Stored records

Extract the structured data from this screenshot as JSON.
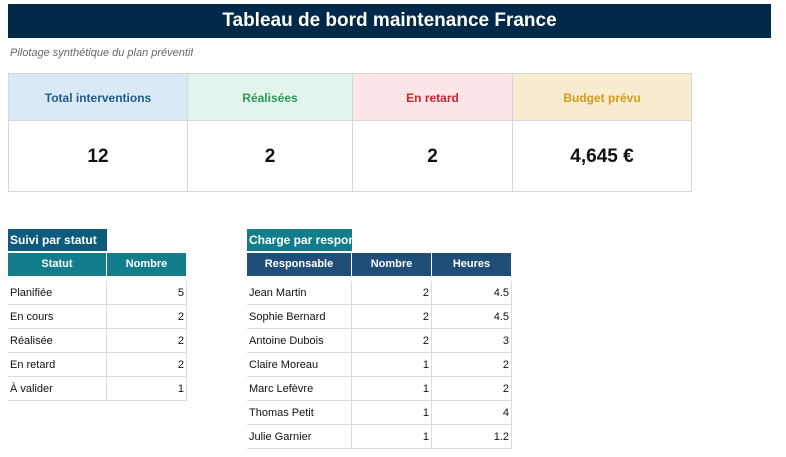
{
  "header": {
    "title": "Tableau de bord maintenance France",
    "subtitle": "Pilotage synthétique du plan préventif"
  },
  "kpis": [
    {
      "label": "Total interventions",
      "value": 12
    },
    {
      "label": "Réalisées",
      "value": 2
    },
    {
      "label": "En retard",
      "value": 2
    },
    {
      "label": "Budget prévu",
      "value": "4,645 €"
    }
  ],
  "status_table": {
    "title": "Suivi par statut",
    "headers": [
      "Statut",
      "Nombre"
    ],
    "rows": [
      [
        "Planifiée",
        5
      ],
      [
        "En cours",
        2
      ],
      [
        "Réalisée",
        2
      ],
      [
        "En retard",
        2
      ],
      [
        "À valider",
        1
      ]
    ]
  },
  "charge_table": {
    "title": "Charge par responsable",
    "headers": [
      "Responsable",
      "Nombre",
      "Heures"
    ],
    "rows": [
      [
        "Jean Martin",
        2,
        4.5
      ],
      [
        "Sophie Bernard",
        2,
        4.5
      ],
      [
        "Antoine Dubois",
        2,
        3
      ],
      [
        "Claire Moreau",
        1,
        2
      ],
      [
        "Marc Lefèvre",
        1,
        2
      ],
      [
        "Thomas Petit",
        1,
        4
      ],
      [
        "Julie Garnier",
        1,
        1.2
      ]
    ]
  }
}
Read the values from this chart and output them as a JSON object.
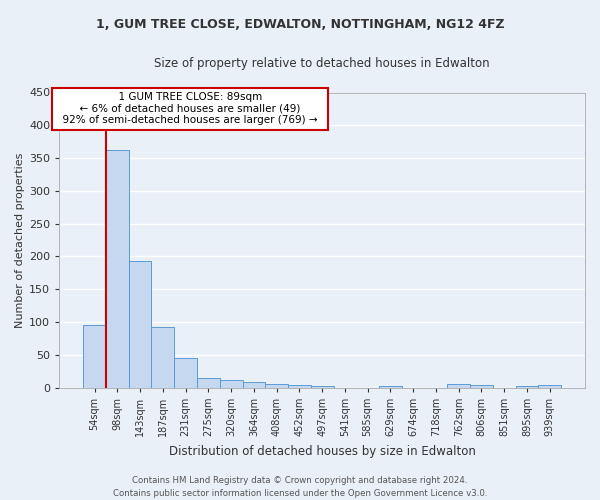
{
  "title1": "1, GUM TREE CLOSE, EDWALTON, NOTTINGHAM, NG12 4FZ",
  "title2": "Size of property relative to detached houses in Edwalton",
  "xlabel": "Distribution of detached houses by size in Edwalton",
  "ylabel": "Number of detached properties",
  "categories": [
    "54sqm",
    "98sqm",
    "143sqm",
    "187sqm",
    "231sqm",
    "275sqm",
    "320sqm",
    "364sqm",
    "408sqm",
    "452sqm",
    "497sqm",
    "541sqm",
    "585sqm",
    "629sqm",
    "674sqm",
    "718sqm",
    "762sqm",
    "806sqm",
    "851sqm",
    "895sqm",
    "939sqm"
  ],
  "values": [
    95,
    362,
    193,
    93,
    45,
    15,
    11,
    8,
    6,
    4,
    3,
    0,
    0,
    3,
    0,
    0,
    6,
    4,
    0,
    3,
    4
  ],
  "bar_color": "#c5d8f0",
  "bar_edge_color": "#5b9bd5",
  "annotation_text_line1": "1 GUM TREE CLOSE: 89sqm",
  "annotation_text_line2": "← 6% of detached houses are smaller (49)",
  "annotation_text_line3": "92% of semi-detached houses are larger (769) →",
  "annotation_box_color": "#ffffff",
  "annotation_box_edge": "#cc0000",
  "red_line_color": "#cc0000",
  "ylim": [
    0,
    450
  ],
  "yticks": [
    0,
    50,
    100,
    150,
    200,
    250,
    300,
    350,
    400,
    450
  ],
  "footer_line1": "Contains HM Land Registry data © Crown copyright and database right 2024.",
  "footer_line2": "Contains public sector information licensed under the Open Government Licence v3.0.",
  "bg_color": "#eaf0f8",
  "grid_color": "#ffffff",
  "font_color": "#333333"
}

_Problem to work on:_
Write out each entry exactly as given, but skip the pictures.

_Completed task:_
Extract the structured data from this screenshot as JSON.
{
  "header": {
    "title": "Tableau de bord maintenance France",
    "subtitle": "Pilotage synthétique du plan préventif"
  },
  "kpis": [
    {
      "label": "Total interventions",
      "value": 12
    },
    {
      "label": "Réalisées",
      "value": 2
    },
    {
      "label": "En retard",
      "value": 2
    },
    {
      "label": "Budget prévu",
      "value": "4,645 €"
    }
  ],
  "status_table": {
    "title": "Suivi par statut",
    "headers": [
      "Statut",
      "Nombre"
    ],
    "rows": [
      [
        "Planifiée",
        5
      ],
      [
        "En cours",
        2
      ],
      [
        "Réalisée",
        2
      ],
      [
        "En retard",
        2
      ],
      [
        "À valider",
        1
      ]
    ]
  },
  "charge_table": {
    "title": "Charge par responsable",
    "headers": [
      "Responsable",
      "Nombre",
      "Heures"
    ],
    "rows": [
      [
        "Jean Martin",
        2,
        4.5
      ],
      [
        "Sophie Bernard",
        2,
        4.5
      ],
      [
        "Antoine Dubois",
        2,
        3
      ],
      [
        "Claire Moreau",
        1,
        2
      ],
      [
        "Marc Lefèvre",
        1,
        2
      ],
      [
        "Thomas Petit",
        1,
        4
      ],
      [
        "Julie Garnier",
        1,
        1.2
      ]
    ]
  }
}
Read the values from this chart and output them as a JSON object.
{
  "title1": "1, GUM TREE CLOSE, EDWALTON, NOTTINGHAM, NG12 4FZ",
  "title2": "Size of property relative to detached houses in Edwalton",
  "xlabel": "Distribution of detached houses by size in Edwalton",
  "ylabel": "Number of detached properties",
  "categories": [
    "54sqm",
    "98sqm",
    "143sqm",
    "187sqm",
    "231sqm",
    "275sqm",
    "320sqm",
    "364sqm",
    "408sqm",
    "452sqm",
    "497sqm",
    "541sqm",
    "585sqm",
    "629sqm",
    "674sqm",
    "718sqm",
    "762sqm",
    "806sqm",
    "851sqm",
    "895sqm",
    "939sqm"
  ],
  "values": [
    95,
    362,
    193,
    93,
    45,
    15,
    11,
    8,
    6,
    4,
    3,
    0,
    0,
    3,
    0,
    0,
    6,
    4,
    0,
    3,
    4
  ],
  "bar_color": "#c5d8f0",
  "bar_edge_color": "#5b9bd5",
  "annotation_text_line1": "1 GUM TREE CLOSE: 89sqm",
  "annotation_text_line2": "← 6% of detached houses are smaller (49)",
  "annotation_text_line3": "92% of semi-detached houses are larger (769) →",
  "annotation_box_color": "#ffffff",
  "annotation_box_edge": "#cc0000",
  "red_line_color": "#cc0000",
  "ylim": [
    0,
    450
  ],
  "yticks": [
    0,
    50,
    100,
    150,
    200,
    250,
    300,
    350,
    400,
    450
  ],
  "footer_line1": "Contains HM Land Registry data © Crown copyright and database right 2024.",
  "footer_line2": "Contains public sector information licensed under the Open Government Licence v3.0.",
  "bg_color": "#eaf0f8",
  "grid_color": "#ffffff",
  "font_color": "#333333"
}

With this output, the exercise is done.